* start INPUT *

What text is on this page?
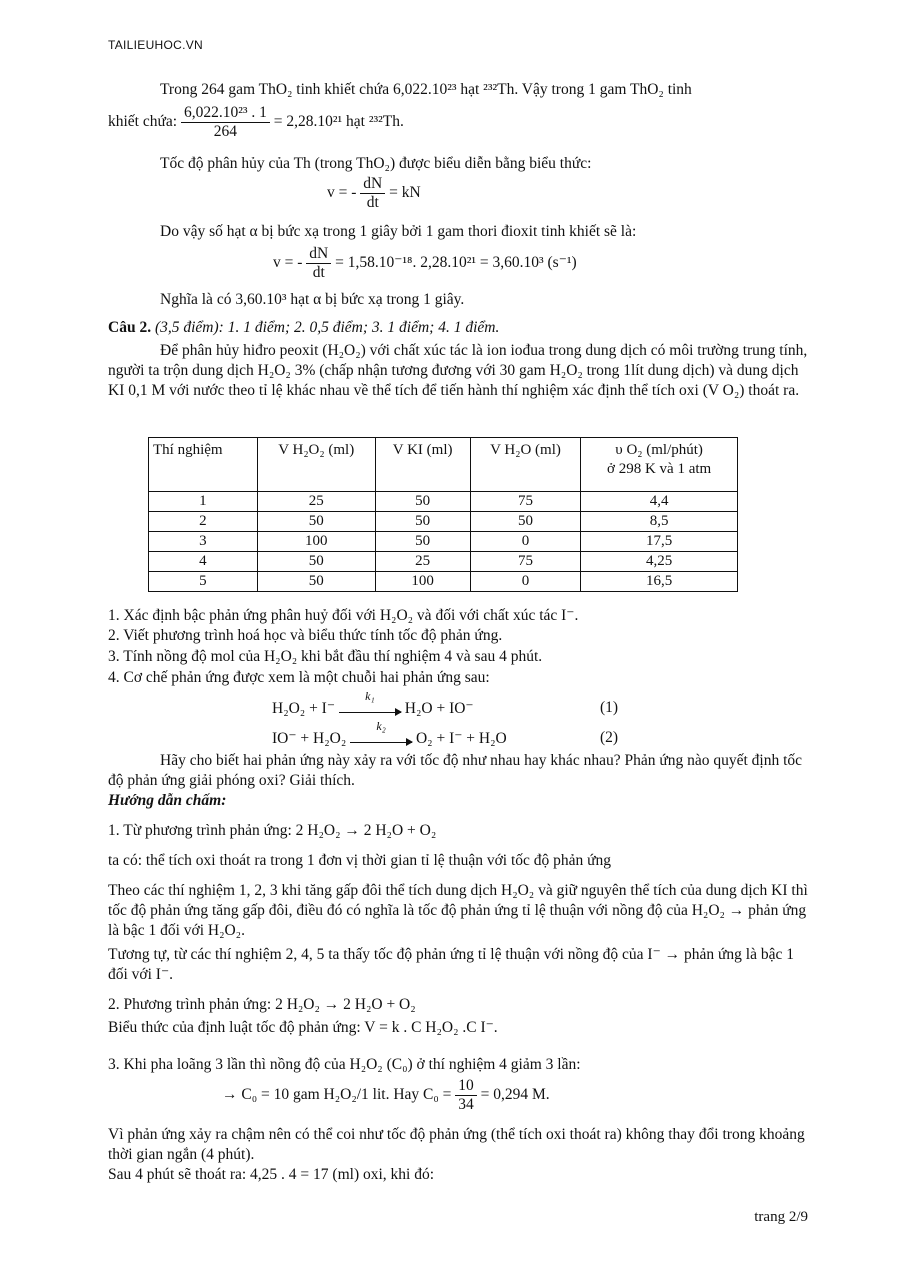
TAILIEUHOC.VN
Trong 264 gam ThO₂ tinh khiết chứa 6,022.10²³ hạt ²³²Th. Vậy trong 1 gam ThO₂ tinh
khiết chứa: $\frac{\text{6,022.10²³ . 1}}{264} = 2,28.10^{21}$ hạt ²³²Th.
Tốc độ phân hủy của Th (trong ThO₂) được biểu diễn bằng biểu thức:
v = - $\frac{dN}{dt}$ = kN
Do vậy số hạt α bị bức xạ trong 1 giây bởi 1 gam thori đioxit tinh khiết sẽ là:
v = - $\frac{dN}{dt} = 1,58.10^{-18}$. 2,28.10²¹ = 3,60.10³ (s⁻¹)
Nghĩa là có 3,60.10³ hạt α bị bức xạ trong 1 giây.
Câu 2. (3,5 điểm): 1. 1 điểm; 2. 0,5 điểm; 3. 1 điểm; 4. 1 điểm.
Để phân hủy hiđro peoxit (H₂O₂) với chất xúc tác là ion iođua trong dung dịch có môi trường trung tính, người ta trộn dung dịch H₂O₂ 3% (chấp nhận tương đương với 30 gam H₂O₂ trong 1lít dung dịch) và dung dịch KI 0,1 M với nước theo tỉ lệ khác nhau về thể tích để tiến hành thí nghiệm xác định thể tích oxi (V O₂) thoát ra.
Thí nghiệm	V H₂O₂ (ml)	V KI (ml)	V H₂O (ml)	υ O₂ (ml/phút)
ở 298 K và 1 atm
1	25	50	75	4,4
2	50	50	50	8,5
3	100	50	0	17,5
4	50	25	75	4,25
5	50	100	0	16,5
1. Xác định bậc phản ứng phân huỷ đối với H₂O₂ và đối với chất xúc tác I⁻.
2. Viết phương trình hoá học và biểu thức tính tốc độ phản ứng.
3. Tính nồng độ mol của H₂O₂ khi bắt đầu thí nghiệm 4 và sau 4 phút.
4. Cơ chế phản ứng được xem là một chuỗi hai phản ứng sau:
H₂O₂ + I⁻
k₁
H₂O + IO⁻	(1)
IO⁻ + H₂O₂
k₂
O₂ + I⁻ + H₂O	(2)
Hãy cho biết hai phản ứng này xảy ra với tốc độ như nhau hay khác nhau? Phản ứng nào quyết định tốc độ phản ứng giải phóng oxi? Giải thích.
Hướng dẫn chấm:
1. Từ phương trình phản ứng: 2 H₂O₂ → 2 H₂O + O₂
ta có: thể tích oxi thoát ra trong 1 đơn vị thời gian tỉ lệ thuận với tốc độ phản ứng
Theo các thí nghiệm 1, 2, 3 khi tăng gấp đôi thể tích dung dịch H₂O₂ và giữ nguyên thể tích của dung dịch KI thì tốc độ phản ứng tăng gấp đôi, điều đó có nghĩa là tốc độ phản ứng tỉ lệ thuận với nồng độ của H₂O₂ → phản ứng là bậc 1 đối với H₂O₂.
Tương tự, từ các thí nghiệm 2, 4, 5 ta thấy tốc độ phản ứng tỉ lệ thuận với nồng độ của I⁻ → phản ứng là bậc 1 đối với I⁻.
2. Phương trình phản ứng: 2 H₂O₂ → 2 H₂O + O₂
Biểu thức của định luật tốc độ phản ứng: V = k . C H₂O₂ .C I⁻.
3. Khi pha loãng 3 lần thì nồng độ của H₂O₂ (C₀) ở thí nghiệm 4 giảm 3 lần:
→ C₀ = 10 gam H₂O₂/1 lit. Hay $C_0 = \frac{10}{34} = 0,294$ M.
Vì phản ứng xảy ra chậm nên có thể coi như tốc độ phản ứng (thể tích oxi thoát ra) không thay đổi trong khoảng thời gian ngắn (4 phút).
Sau 4 phút sẽ thoát ra: 4,25 . 4 = 17 (ml) oxi, khi đó:
trang 2/9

* end INPUT *

• TASK DESCRIPTION:
Scan the material above for the string "gian" and report each line where you find it.

• RESPONSE TO THE TASK:
ta có: thể tích oxi thoát ra trong 1 đơn vị thời gian tỉ lệ thuận với tốc độ phản ứng
Vì phản ứng xảy ra chậm nên có thể coi như tốc độ phản ứng (thể tích oxi thoát ra) không thay đổi trong khoảng thời gian ngắn (4 phút).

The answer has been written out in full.